● WHAT IS REQUIRED:
Among the entries, which lines carry the string "MACD"? Copy each of them.
┄┄┄┄┄┄┄┄┄┄┄┄┄┄┄┄┄┄┄┄
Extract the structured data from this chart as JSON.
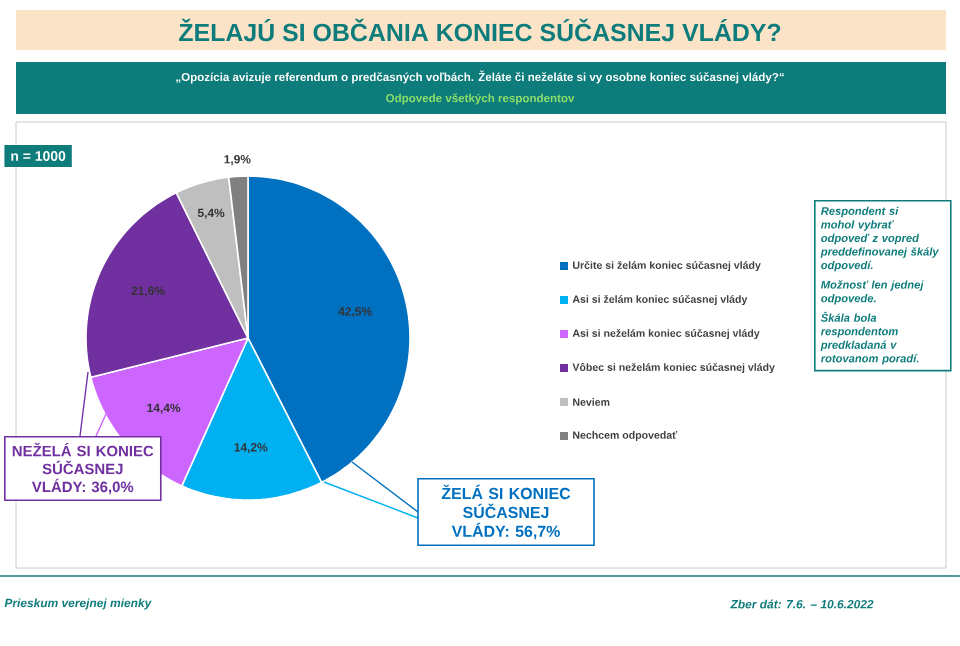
{
  "chart_data": {
    "type": "pie",
    "title": "ŽELAJÚ SI OBČANIA KONIEC SÚČASNEJ VLÁDY?",
    "subtitle": "„Opozícia avizuje referendum o predčasných voľbách. Želáte či neželáte si vy osobne koniec súčasnej vlády?“",
    "categories": [
      "Určite si želám koniec súčasnej vlády",
      "Asi si želám koniec súčasnej vlády",
      "Asi si neželám koniec súčasnej vlády",
      "Vôbec si neželám koniec súčasnej vlády",
      "Neviem",
      "Nechcem odpovedať"
    ],
    "values": [
      42.5,
      14.2,
      14.4,
      21.6,
      5.4,
      1.9
    ],
    "colors": [
      "#0070c0",
      "#00b0f0",
      "#cc66ff",
      "#7030a0",
      "#bfbfbf",
      "#808080"
    ],
    "value_labels": [
      "42,5%",
      "14,2%",
      "14,4%",
      "21,6%",
      "5,4%",
      "1,9%"
    ],
    "legend": "right",
    "annotations": [
      "Odpovede všetkých respondentov",
      "n = 1000",
      "ŽELÁ SI KONIEC SÚČASNEJ VLÁDY: 56,7%",
      "NEŽELÁ SI KONIEC SÚČASNEJ VLÁDY: 36,0%",
      "Respondent si mohol vybrať odpoveď z vopred preddefinovanej škály odpovedí.",
      "Možnosť len jednej odpovede.",
      "Škála bola respondentom predkladaná v rotovanom poradí.",
      "Prieskum verejnej mienky",
      "Zber dát: 7.6. – 10.6.2022"
    ]
  }
}
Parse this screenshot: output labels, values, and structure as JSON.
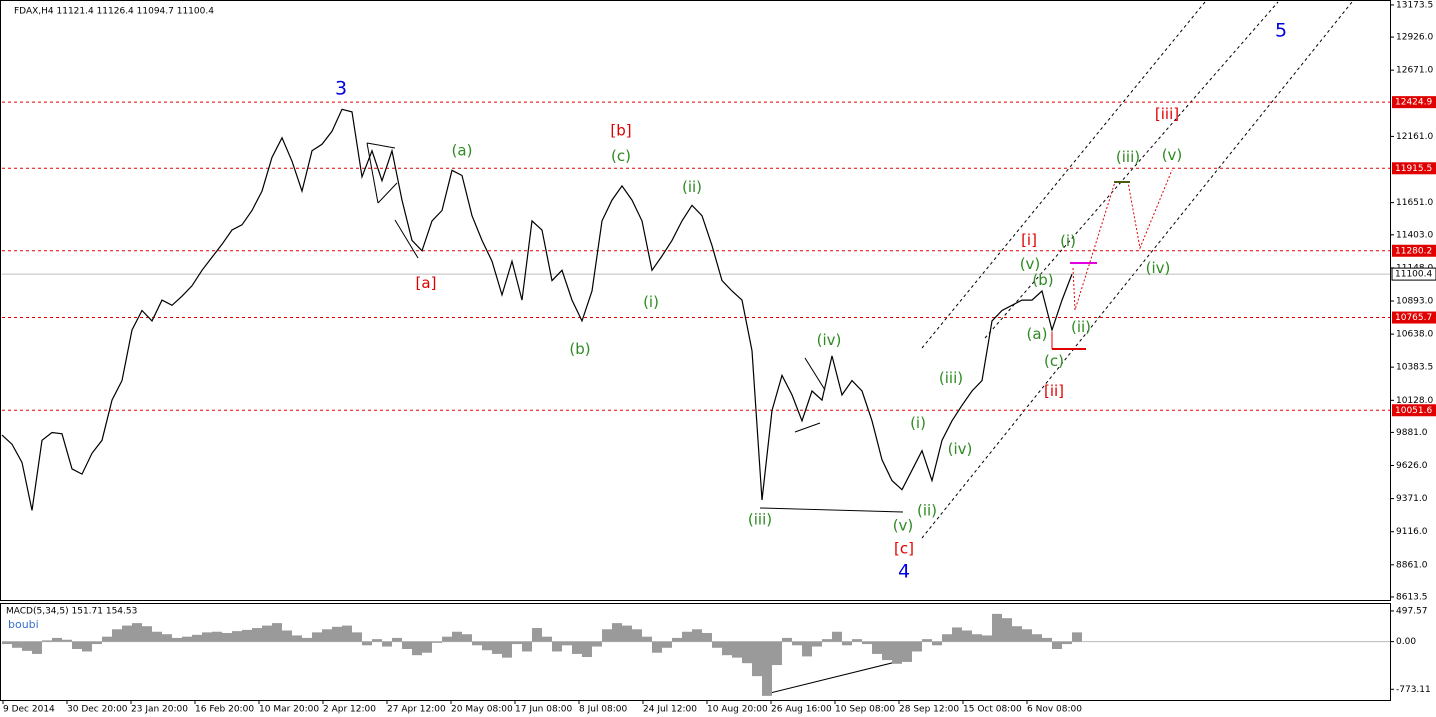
{
  "chart_data": [
    {
      "type": "line",
      "title": "FDAX,H4  11121.4 11126.4 11094.7 11100.4",
      "xlim": [
        0,
        1388
      ],
      "xticks": [
        {
          "value": 1,
          "label": "9 Dec 2014"
        },
        {
          "value": 65,
          "label": "30 Dec 20:00"
        },
        {
          "value": 129,
          "label": "23 Jan 20:00"
        },
        {
          "value": 193,
          "label": "16 Feb 20:00"
        },
        {
          "value": 257,
          "label": "10 Mar 20:00"
        },
        {
          "value": 321,
          "label": "2 Apr 12:00"
        },
        {
          "value": 385,
          "label": "27 Apr 12:00"
        },
        {
          "value": 449,
          "label": "20 May 08:00"
        },
        {
          "value": 513,
          "label": "17 Jun 08:00"
        },
        {
          "value": 577,
          "label": "8 Jul 08:00"
        },
        {
          "value": 641,
          "label": "24 Jul 12:00"
        },
        {
          "value": 705,
          "label": "10 Aug 20:00"
        },
        {
          "value": 769,
          "label": "26 Aug 16:00"
        },
        {
          "value": 833,
          "label": "10 Sep 08:00"
        },
        {
          "value": 897,
          "label": "28 Sep 12:00"
        },
        {
          "value": 961,
          "label": "15 Oct 08:00"
        },
        {
          "value": 1025,
          "label": "6 Nov 08:00"
        }
      ],
      "ylim": [
        8590,
        13204
      ],
      "yticks": [
        13173.5,
        {
          "value": 12926,
          "label": "12926.0"
        },
        {
          "value": 12671,
          "label": "12671.0"
        },
        {
          "value": 12161,
          "label": "12161.0"
        },
        {
          "value": 11651,
          "label": "11651.0"
        },
        {
          "value": 11403,
          "label": "11403.0"
        },
        {
          "value": 11148,
          "label": "11148.0"
        },
        {
          "value": 10893,
          "label": "10893.0"
        },
        {
          "value": 10638,
          "label": "10638.0"
        },
        10383.5,
        {
          "value": 10128,
          "label": "10128.0"
        },
        {
          "value": 9881,
          "label": "9881.0"
        },
        {
          "value": 9626,
          "label": "9626.0"
        },
        {
          "value": 9371,
          "label": "9371.0"
        },
        {
          "value": 9116,
          "label": "9116.0"
        },
        {
          "value": 8861,
          "label": "8861.0"
        },
        8613.5
      ],
      "series": [
        {
          "name": "FDAX",
          "color": "#000000",
          "x": [
            0,
            10,
            20,
            30,
            40,
            50,
            60,
            70,
            80,
            90,
            100,
            110,
            120,
            130,
            140,
            150,
            160,
            170,
            180,
            190,
            200,
            210,
            220,
            230,
            240,
            250,
            260,
            270,
            280,
            290,
            300,
            310,
            320,
            330,
            340,
            350,
            360,
            370,
            380,
            390,
            400,
            410,
            420,
            430,
            440,
            450,
            460,
            470,
            480,
            490,
            500,
            510,
            520,
            530,
            540,
            550,
            560,
            570,
            580,
            590,
            600,
            610,
            620,
            630,
            640,
            650,
            660,
            670,
            680,
            690,
            700,
            710,
            720,
            730,
            740,
            750,
            760,
            770,
            780,
            790,
            800,
            810,
            820,
            830,
            840,
            850,
            860,
            870,
            880,
            890,
            900,
            910,
            920,
            930,
            940,
            950,
            960,
            970,
            980,
            990,
            1000,
            1010,
            1020,
            1030,
            1040,
            1050,
            1060,
            1070
          ],
          "values": [
            9860,
            9790,
            9650,
            9280,
            9820,
            9880,
            9870,
            9600,
            9560,
            9720,
            9820,
            10130,
            10280,
            10670,
            10820,
            10740,
            10900,
            10860,
            10930,
            11010,
            11130,
            11230,
            11330,
            11440,
            11480,
            11590,
            11740,
            12000,
            12150,
            11970,
            11740,
            12050,
            12100,
            12200,
            12370,
            12350,
            11850,
            12050,
            11820,
            12050,
            11670,
            11360,
            11280,
            11510,
            11590,
            11900,
            11860,
            11550,
            11360,
            11200,
            10940,
            11200,
            10900,
            11510,
            11440,
            11050,
            11130,
            10900,
            10740,
            10970,
            11510,
            11670,
            11780,
            11670,
            11510,
            11130,
            11240,
            11360,
            11510,
            11630,
            11550,
            11320,
            11050,
            10970,
            10900,
            10510,
            9360,
            10050,
            10320,
            10170,
            9970,
            10200,
            10130,
            10470,
            10170,
            10280,
            10200,
            9970,
            9670,
            9510,
            9440,
            9590,
            9740,
            9510,
            9820,
            9970,
            10090,
            10200,
            10280,
            10740,
            10820,
            10860,
            10900,
            10900,
            10970,
            10670,
            10900,
            11100
          ]
        }
      ],
      "levels": [
        {
          "value": 12424.9,
          "color": "#e00000"
        },
        {
          "value": 11915.5,
          "color": "#e00000"
        },
        {
          "value": 11280.2,
          "color": "#e00000"
        },
        {
          "value": 10765.7,
          "color": "#e00000"
        },
        {
          "value": 10051.6,
          "color": "#e00000"
        }
      ],
      "current_price": {
        "value": 11100.4,
        "color": "#999999"
      },
      "annotations": [
        {
          "text": "3",
          "color": "#0000e0",
          "x": 339,
          "y": 12527
        },
        {
          "text": "[a]",
          "color": "#e00000",
          "x": 424,
          "y": 11028
        },
        {
          "text": "(a)",
          "color": "#2e8b22",
          "x": 460,
          "y": 12050
        },
        {
          "text": "[b]",
          "color": "#e00000",
          "x": 619,
          "y": 12204
        },
        {
          "text": "(c)",
          "color": "#2e8b22",
          "x": 619,
          "y": 12005
        },
        {
          "text": "(ii)",
          "color": "#2e8b22",
          "x": 690,
          "y": 11766
        },
        {
          "text": "(b)",
          "color": "#2e8b22",
          "x": 578,
          "y": 10520
        },
        {
          "text": "(i)",
          "color": "#2e8b22",
          "x": 649,
          "y": 10882
        },
        {
          "text": "(iv)",
          "color": "#2e8b22",
          "x": 827,
          "y": 10590
        },
        {
          "text": "(iii)",
          "color": "#2e8b22",
          "x": 758,
          "y": 9205
        },
        {
          "text": "(v)",
          "color": "#2e8b22",
          "x": 901,
          "y": 9160
        },
        {
          "text": "[c]",
          "color": "#e00000",
          "x": 902,
          "y": 8982
        },
        {
          "text": "4",
          "color": "#0000e0",
          "x": 902,
          "y": 8806
        },
        {
          "text": "(ii)",
          "color": "#2e8b22",
          "x": 925,
          "y": 9275
        },
        {
          "text": "(i)",
          "color": "#2e8b22",
          "x": 916,
          "y": 9951
        },
        {
          "text": "(iii)",
          "color": "#2e8b22",
          "x": 949,
          "y": 10297
        },
        {
          "text": "(iv)",
          "color": "#2e8b22",
          "x": 958,
          "y": 9751
        },
        {
          "text": "(v)",
          "color": "#2e8b22",
          "x": 1028,
          "y": 11174
        },
        {
          "text": "[i]",
          "color": "#e00000",
          "x": 1027,
          "y": 11359
        },
        {
          "text": "(b)",
          "color": "#2e8b22",
          "x": 1041,
          "y": 11051
        },
        {
          "text": "(a)",
          "color": "#2e8b22",
          "x": 1035,
          "y": 10636
        },
        {
          "text": "(c)",
          "color": "#2e8b22",
          "x": 1052,
          "y": 10428
        },
        {
          "text": "[ii]",
          "color": "#e00000",
          "x": 1052,
          "y": 10197
        },
        {
          "text": "(i)",
          "color": "#2e8b22",
          "x": 1066,
          "y": 11351
        },
        {
          "text": "(ii)",
          "color": "#2e8b22",
          "x": 1079,
          "y": 10690
        },
        {
          "text": "(iii)",
          "color": "#2e8b22",
          "x": 1126,
          "y": 11997
        },
        {
          "text": "[iii]",
          "color": "#e00000",
          "x": 1165,
          "y": 12328
        },
        {
          "text": "(v)",
          "color": "#2e8b22",
          "x": 1170,
          "y": 12012
        },
        {
          "text": "(iv)",
          "color": "#2e8b22",
          "x": 1156,
          "y": 11143
        },
        {
          "text": "5",
          "color": "#0000e0",
          "x": 1279,
          "y": 12973
        }
      ]
    },
    {
      "type": "bar",
      "title": "MACD(5,34,5) 151.71 154.53",
      "subtitle": "boubi",
      "xlim": [
        0,
        1388
      ],
      "ylim": [
        -947,
        610
      ],
      "yticks": [
        497.57,
        {
          "value": 0,
          "label": "0.00"
        },
        -773.11
      ],
      "series": [
        {
          "name": "MACD",
          "color": "#9a9a9a",
          "x": [
            0,
            10,
            20,
            30,
            40,
            50,
            60,
            70,
            80,
            90,
            100,
            110,
            120,
            130,
            140,
            150,
            160,
            170,
            180,
            190,
            200,
            210,
            220,
            230,
            240,
            250,
            260,
            270,
            280,
            290,
            300,
            310,
            320,
            330,
            340,
            350,
            360,
            370,
            380,
            390,
            400,
            410,
            420,
            430,
            440,
            450,
            460,
            470,
            480,
            490,
            500,
            510,
            520,
            530,
            540,
            550,
            560,
            570,
            580,
            590,
            600,
            610,
            620,
            630,
            640,
            650,
            660,
            670,
            680,
            690,
            700,
            710,
            720,
            730,
            740,
            750,
            760,
            770,
            780,
            790,
            800,
            810,
            820,
            830,
            840,
            850,
            860,
            870,
            880,
            890,
            900,
            910,
            920,
            930,
            940,
            950,
            960,
            970,
            980,
            990,
            1000,
            1010,
            1020,
            1030,
            1040,
            1050,
            1060,
            1070
          ],
          "values": [
            -40,
            -100,
            -150,
            -200,
            20,
            60,
            30,
            -120,
            -160,
            -40,
            80,
            200,
            260,
            300,
            250,
            160,
            120,
            60,
            80,
            110,
            150,
            160,
            140,
            170,
            190,
            220,
            260,
            300,
            180,
            100,
            60,
            150,
            200,
            240,
            260,
            150,
            -60,
            40,
            -80,
            60,
            -120,
            -220,
            -180,
            -20,
            80,
            160,
            120,
            -60,
            -140,
            -200,
            -260,
            -40,
            -160,
            220,
            80,
            -160,
            -60,
            -200,
            -250,
            -80,
            200,
            300,
            260,
            200,
            80,
            -180,
            -100,
            60,
            160,
            200,
            140,
            -100,
            -220,
            -260,
            -350,
            -560,
            -880,
            -380,
            60,
            -60,
            -240,
            -80,
            40,
            160,
            -60,
            40,
            -40,
            -200,
            -300,
            -360,
            -330,
            -160,
            40,
            -60,
            120,
            230,
            180,
            120,
            100,
            450,
            380,
            250,
            200,
            120,
            60,
            -120,
            -40,
            150
          ]
        }
      ]
    }
  ]
}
┄┄┄┄┄┄┄┄┄┄┄┄┄┄┄┄┄┄┄┄
● TASK ANSWER:
      "title": "MACD(5,34,5) 151.71 154.53",
          "name": "MACD",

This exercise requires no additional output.